## start GIVEN ENTRIES

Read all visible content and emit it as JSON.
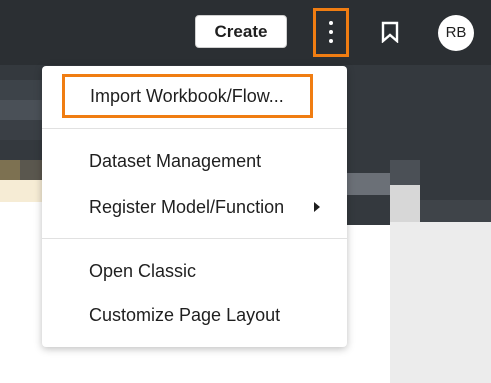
{
  "header": {
    "create_label": "Create",
    "kebab_icon": "more-vertical-icon",
    "bookmark_icon": "bookmark-icon",
    "avatar_initials": "RB",
    "accent_color": "#f07d12"
  },
  "menu": {
    "items": [
      {
        "label": "Import Workbook/Flow...",
        "highlighted": true
      },
      {
        "label": "Dataset Management"
      },
      {
        "label": "Register Model/Function",
        "has_submenu": true
      },
      {
        "label": "Open Classic"
      },
      {
        "label": "Customize Page Layout"
      }
    ]
  }
}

## end GIVEN ENTRIES

### THE TASK
Retype the entries word for word. Omit any images.

### WRITTEN RESPONSE
Read all visible content and emit it as JSON.
{
  "header": {
    "create_label": "Create",
    "kebab_icon": "more-vertical-icon",
    "bookmark_icon": "bookmark-icon",
    "avatar_initials": "RB",
    "accent_color": "#f07d12"
  },
  "menu": {
    "items": [
      {
        "label": "Import Workbook/Flow...",
        "highlighted": true
      },
      {
        "label": "Dataset Management"
      },
      {
        "label": "Register Model/Function",
        "has_submenu": true
      },
      {
        "label": "Open Classic"
      },
      {
        "label": "Customize Page Layout"
      }
    ]
  }
}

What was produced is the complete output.